▶ GIVEN REQUEST
Write out the part of the 1992 Duke football text that begins at the words "- Conference: Atlantic" and stops after the words "Durham, North Carolina.", keeping every word the same.

- Conference: Atlantic Coast Conference
- Record: 2–9 (0–8 ACC)
- Head coach: Barry Wilson (3rd season);
- Offensive coordinator: Eddie Wilson (3rd season)
- Defensive coordinator: Dale Strahm (3rd season)
- MVPs: Randy Cuthbert; Scott Berdan;
- Captains: Darrell Spells; Randy Cuthbert;
- Home stadium: Wallace Wade Stadium

= 1992 Duke Blue Devils football team =

American college football season

The 1992 Duke Blue Devils football team represented Duke University as a member of the Atlantic Coast Conference (ACC) during the 1992 NCAA Division I-A football season. Led by third-year head coach Barry Wilson, the Blue Devils compiled an overall record of 2–9 with a mark of 0–8 in conference play, and finished ninth in the ACC. Duke played home games at Wallace Wade Stadium in Durham, North Carolina.

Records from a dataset

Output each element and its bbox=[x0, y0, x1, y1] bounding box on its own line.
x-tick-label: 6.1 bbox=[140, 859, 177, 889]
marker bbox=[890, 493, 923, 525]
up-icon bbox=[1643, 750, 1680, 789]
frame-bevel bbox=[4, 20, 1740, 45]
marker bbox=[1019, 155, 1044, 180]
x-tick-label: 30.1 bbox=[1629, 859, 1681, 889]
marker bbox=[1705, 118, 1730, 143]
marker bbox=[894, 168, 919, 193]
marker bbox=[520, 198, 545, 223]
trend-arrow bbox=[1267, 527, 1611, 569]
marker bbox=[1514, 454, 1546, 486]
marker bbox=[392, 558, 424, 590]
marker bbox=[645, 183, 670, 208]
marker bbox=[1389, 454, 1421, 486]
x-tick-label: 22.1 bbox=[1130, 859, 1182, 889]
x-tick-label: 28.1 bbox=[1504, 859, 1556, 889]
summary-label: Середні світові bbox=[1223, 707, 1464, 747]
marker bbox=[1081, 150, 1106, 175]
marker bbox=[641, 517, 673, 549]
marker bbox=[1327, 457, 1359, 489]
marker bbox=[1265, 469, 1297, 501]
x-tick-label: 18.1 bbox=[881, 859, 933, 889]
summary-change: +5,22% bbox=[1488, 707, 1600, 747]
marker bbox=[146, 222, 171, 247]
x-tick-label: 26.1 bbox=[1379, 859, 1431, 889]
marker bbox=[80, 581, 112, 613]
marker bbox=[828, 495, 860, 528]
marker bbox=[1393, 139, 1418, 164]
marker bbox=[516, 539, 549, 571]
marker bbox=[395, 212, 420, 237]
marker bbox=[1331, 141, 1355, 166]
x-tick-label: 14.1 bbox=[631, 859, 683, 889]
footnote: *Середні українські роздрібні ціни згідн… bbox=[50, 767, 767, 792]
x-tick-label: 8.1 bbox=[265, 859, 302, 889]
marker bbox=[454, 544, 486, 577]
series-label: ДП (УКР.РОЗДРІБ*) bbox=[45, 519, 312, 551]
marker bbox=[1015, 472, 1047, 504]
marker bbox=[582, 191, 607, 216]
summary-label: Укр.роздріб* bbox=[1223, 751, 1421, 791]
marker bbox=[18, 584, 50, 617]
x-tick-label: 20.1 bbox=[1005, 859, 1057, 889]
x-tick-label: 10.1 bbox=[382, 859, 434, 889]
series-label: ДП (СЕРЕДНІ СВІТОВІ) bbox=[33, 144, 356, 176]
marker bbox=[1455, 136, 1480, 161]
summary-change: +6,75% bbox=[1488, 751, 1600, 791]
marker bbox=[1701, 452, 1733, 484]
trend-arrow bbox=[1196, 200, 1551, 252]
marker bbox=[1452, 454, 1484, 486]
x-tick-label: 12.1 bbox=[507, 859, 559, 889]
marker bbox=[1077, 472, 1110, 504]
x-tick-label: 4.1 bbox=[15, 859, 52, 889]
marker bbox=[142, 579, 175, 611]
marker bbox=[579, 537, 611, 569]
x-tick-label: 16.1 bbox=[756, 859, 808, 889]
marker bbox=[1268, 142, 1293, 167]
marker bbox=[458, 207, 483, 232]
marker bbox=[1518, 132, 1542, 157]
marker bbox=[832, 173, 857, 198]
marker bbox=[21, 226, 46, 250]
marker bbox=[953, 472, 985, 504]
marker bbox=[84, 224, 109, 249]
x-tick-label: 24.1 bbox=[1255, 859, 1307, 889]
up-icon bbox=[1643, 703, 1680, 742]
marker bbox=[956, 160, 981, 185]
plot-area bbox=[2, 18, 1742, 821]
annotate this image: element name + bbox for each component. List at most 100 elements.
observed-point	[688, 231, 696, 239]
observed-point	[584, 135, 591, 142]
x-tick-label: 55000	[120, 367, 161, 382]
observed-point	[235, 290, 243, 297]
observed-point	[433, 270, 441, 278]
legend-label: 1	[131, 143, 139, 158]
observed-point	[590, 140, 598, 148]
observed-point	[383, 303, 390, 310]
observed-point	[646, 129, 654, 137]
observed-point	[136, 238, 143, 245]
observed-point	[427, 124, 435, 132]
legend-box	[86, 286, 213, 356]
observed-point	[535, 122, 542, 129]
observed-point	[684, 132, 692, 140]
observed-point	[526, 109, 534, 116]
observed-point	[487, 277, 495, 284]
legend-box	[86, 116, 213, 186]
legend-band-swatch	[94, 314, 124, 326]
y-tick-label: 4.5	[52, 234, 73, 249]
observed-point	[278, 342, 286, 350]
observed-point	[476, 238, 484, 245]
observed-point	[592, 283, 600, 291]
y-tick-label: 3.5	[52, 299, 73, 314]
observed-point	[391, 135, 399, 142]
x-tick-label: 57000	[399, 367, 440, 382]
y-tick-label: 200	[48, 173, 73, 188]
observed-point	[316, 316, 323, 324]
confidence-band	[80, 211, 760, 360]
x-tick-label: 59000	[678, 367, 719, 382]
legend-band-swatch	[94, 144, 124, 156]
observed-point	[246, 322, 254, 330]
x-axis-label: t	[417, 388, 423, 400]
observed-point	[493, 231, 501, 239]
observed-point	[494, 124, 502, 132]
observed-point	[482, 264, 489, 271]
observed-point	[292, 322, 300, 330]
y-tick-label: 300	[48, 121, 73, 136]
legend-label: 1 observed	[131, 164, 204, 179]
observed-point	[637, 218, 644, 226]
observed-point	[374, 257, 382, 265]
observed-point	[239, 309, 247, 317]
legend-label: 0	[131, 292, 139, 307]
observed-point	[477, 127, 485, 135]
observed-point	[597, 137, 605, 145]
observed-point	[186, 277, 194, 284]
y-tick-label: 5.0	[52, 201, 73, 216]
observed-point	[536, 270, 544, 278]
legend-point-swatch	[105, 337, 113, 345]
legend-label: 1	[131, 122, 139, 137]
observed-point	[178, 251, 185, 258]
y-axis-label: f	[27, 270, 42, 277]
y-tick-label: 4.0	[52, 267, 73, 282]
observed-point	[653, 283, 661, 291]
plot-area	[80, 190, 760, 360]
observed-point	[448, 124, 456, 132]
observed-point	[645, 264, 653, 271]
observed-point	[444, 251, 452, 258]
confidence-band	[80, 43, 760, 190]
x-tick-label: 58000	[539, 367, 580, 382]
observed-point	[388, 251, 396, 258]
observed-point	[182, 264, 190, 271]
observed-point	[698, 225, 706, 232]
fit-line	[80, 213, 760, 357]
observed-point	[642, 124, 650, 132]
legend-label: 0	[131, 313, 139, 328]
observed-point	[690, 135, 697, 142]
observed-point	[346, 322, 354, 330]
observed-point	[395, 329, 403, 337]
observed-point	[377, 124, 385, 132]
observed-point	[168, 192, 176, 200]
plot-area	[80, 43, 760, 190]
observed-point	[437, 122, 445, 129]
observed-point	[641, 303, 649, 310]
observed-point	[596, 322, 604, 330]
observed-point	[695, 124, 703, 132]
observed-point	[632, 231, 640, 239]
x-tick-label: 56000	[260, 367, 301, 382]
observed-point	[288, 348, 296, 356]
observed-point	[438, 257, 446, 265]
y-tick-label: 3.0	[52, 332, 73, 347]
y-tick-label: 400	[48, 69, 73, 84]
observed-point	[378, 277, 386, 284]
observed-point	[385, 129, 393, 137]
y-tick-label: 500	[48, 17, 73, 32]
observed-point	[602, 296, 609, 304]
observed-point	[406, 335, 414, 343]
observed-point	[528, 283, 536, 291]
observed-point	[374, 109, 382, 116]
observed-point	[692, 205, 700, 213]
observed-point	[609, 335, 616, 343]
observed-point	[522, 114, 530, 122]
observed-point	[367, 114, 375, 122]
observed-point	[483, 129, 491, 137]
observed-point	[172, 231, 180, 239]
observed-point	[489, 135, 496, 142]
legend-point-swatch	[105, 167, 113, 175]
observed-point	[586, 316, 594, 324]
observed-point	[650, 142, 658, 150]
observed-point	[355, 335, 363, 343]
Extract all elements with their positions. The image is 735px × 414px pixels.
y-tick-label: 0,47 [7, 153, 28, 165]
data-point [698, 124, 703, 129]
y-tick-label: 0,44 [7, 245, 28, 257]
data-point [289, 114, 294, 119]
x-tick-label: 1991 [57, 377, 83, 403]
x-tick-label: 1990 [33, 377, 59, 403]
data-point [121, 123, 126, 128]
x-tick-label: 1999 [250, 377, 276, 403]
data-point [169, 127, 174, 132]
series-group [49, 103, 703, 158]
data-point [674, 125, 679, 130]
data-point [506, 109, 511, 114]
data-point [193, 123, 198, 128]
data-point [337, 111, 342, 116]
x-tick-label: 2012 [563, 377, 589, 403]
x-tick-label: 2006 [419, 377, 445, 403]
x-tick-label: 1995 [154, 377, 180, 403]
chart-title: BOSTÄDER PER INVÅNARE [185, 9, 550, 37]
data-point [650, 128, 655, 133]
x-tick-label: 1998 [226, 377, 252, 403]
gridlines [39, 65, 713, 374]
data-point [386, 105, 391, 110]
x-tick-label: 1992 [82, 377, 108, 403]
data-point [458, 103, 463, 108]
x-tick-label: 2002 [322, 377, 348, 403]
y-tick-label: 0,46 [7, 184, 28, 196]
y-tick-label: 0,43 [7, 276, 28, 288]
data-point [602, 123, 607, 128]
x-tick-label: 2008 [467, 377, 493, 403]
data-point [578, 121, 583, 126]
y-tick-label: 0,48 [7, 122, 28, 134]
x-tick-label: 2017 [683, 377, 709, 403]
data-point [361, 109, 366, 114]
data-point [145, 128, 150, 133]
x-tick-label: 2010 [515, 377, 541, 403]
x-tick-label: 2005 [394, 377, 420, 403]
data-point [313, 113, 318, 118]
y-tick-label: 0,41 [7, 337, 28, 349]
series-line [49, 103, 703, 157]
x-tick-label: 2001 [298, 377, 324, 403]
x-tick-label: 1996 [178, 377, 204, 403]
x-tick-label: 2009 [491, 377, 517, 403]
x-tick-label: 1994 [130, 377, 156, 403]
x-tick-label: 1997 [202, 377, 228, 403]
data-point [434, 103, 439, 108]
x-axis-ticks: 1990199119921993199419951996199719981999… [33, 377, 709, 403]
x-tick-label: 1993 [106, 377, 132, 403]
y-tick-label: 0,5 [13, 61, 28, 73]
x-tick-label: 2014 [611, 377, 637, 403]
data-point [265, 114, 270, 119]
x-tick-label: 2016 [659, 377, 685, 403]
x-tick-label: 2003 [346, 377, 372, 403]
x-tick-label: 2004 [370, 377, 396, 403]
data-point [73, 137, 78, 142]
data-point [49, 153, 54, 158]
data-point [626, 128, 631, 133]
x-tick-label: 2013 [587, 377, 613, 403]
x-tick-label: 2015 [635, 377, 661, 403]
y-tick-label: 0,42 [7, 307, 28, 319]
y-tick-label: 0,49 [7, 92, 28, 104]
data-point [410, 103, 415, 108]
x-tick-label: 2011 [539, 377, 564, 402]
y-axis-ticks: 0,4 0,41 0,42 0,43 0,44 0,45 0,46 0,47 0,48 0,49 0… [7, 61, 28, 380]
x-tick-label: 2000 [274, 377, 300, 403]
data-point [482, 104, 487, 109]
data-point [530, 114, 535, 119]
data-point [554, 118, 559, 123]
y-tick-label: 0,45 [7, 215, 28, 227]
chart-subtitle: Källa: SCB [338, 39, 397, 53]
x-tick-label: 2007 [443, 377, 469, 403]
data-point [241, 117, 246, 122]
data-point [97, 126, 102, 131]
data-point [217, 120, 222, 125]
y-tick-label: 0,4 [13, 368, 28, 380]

▶ RIGHT ANSWER
- Conference: Atlantic Coast Conference
- Record: 2–9 (0–8 ACC)
- Head coach: Barry Wilson (3rd season);
- Offensive coordinator: Eddie Wilson (3rd season)
- Defensive coordinator: Dale Strahm (3rd season)
- MVPs: Randy Cuthbert; Scott Berdan;
- Captains: Darrell Spells; Randy Cuthbert;
- Home stadium: Wallace Wade Stadium

= 1992 Duke Blue Devils football team =

American college football season

The 1992 Duke Blue Devils football team represented Duke University as a member of the Atlantic Coast Conference (ACC) during the 1992 NCAA Division I-A football season. Led by third-year head coach Barry Wilson, the Blue Devils compiled an overall record of 2–9 with a mark of 0–8 in conference play, and finished ninth in the ACC. Duke played home games at Wallace Wade Stadium in Durham, North Carolina.